Problema a resolver:
No texto sobre o regulamento da Fórmula 1, reescreva o trecho que começa com as palavras "A decisão da" e termina com "para o grid.", substituindo "propulsores" por "motores".

Texto do exercício:

◇ ◇ ◇

A decisão da Fórmula 1 de estabelecer um novo regulamento de propulsores para a temporada de 2026 reacendeu a discussão sobre prazos, investimentos e o risco de perda de competidores. O debate ganhou força depois que analistas passaram a comparar o cenário atual com o ocorrido em 1954, quando a adoção de motores de 2,5 litros teve efeitos indesejados para o grid.
Em 1951, a categoria publicou com antecedência as especificações que valeriam três anos depois. A intenção era oferecer tempo suficiente para que as montadoras desenvolvessem projetos adequados às exigências técnicas. Na prática, o plano falhou: vários inscritos não se mostraram dispostos a assumir os custos de pesquisa e construção de novas unidades de potência, preferindo abandonar o campeonato.
Como consequência direta dessa debandada, os Grandes Prêmios de 1952 e 1953 precisaram ser disputados por carros de Fórmula 2, categoria mais barata e acessível. Foi a solução encontrada pelos organizadores para garantir um número mínimo de participantes enquanto as equipes que permaneceram trabalhavam em seus protótipos de 2,5 litros para 1954.
A lembrança desse episódio serve de advertência para o regulamento que entrará em vigor em 2026. Embora a divulgação antecipada das regras seja, mais uma vez, apresentada como forma de atrair investimentos e planejamento, especialistas lembram que o retorno financeiro e esportivo nem sempre se confirma. Caso o investimento necessário exceda o orçamento ou a perspectiva de retorno, pode haver repetição do fenômeno observado no início da década de 1950: equipes menores deixando o grid por falta de recursos.

◇ ◇ ◇

Dados coletados
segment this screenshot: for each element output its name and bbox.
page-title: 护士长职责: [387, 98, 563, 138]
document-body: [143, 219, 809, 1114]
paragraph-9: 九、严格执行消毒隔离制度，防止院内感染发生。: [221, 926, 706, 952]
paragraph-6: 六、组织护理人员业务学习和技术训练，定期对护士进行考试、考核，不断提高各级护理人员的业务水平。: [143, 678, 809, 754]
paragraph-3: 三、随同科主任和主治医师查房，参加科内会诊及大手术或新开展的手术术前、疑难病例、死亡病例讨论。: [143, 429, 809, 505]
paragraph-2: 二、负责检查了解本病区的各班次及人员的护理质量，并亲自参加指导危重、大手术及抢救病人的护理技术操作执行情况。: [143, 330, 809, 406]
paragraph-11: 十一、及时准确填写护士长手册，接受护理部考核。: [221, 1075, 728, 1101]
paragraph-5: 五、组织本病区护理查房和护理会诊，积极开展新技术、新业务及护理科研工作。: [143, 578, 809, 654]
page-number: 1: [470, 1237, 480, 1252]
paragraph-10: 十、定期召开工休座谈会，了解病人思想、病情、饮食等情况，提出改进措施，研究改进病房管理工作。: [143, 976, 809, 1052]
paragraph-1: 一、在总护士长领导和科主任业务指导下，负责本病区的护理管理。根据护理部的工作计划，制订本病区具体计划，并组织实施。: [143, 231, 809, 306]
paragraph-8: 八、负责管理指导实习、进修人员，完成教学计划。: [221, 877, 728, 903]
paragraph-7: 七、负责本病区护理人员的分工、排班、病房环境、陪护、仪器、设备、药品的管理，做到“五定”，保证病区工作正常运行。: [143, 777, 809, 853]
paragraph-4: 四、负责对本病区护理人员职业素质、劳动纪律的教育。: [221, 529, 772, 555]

◇ ◇ ◇

Resultado da tarefa:
A decisão da Fórmula 1 de estabelecer um novo regulamento de motores para a temporada de 2026 reacendeu a discussão sobre prazos, investimentos e o risco de perda de competidores. O debate ganhou força depois que analistas passaram a comparar o cenário atual com o ocorrido em 1954, quando a adoção de motores de 2,5 litros teve efeitos indesejados para o grid.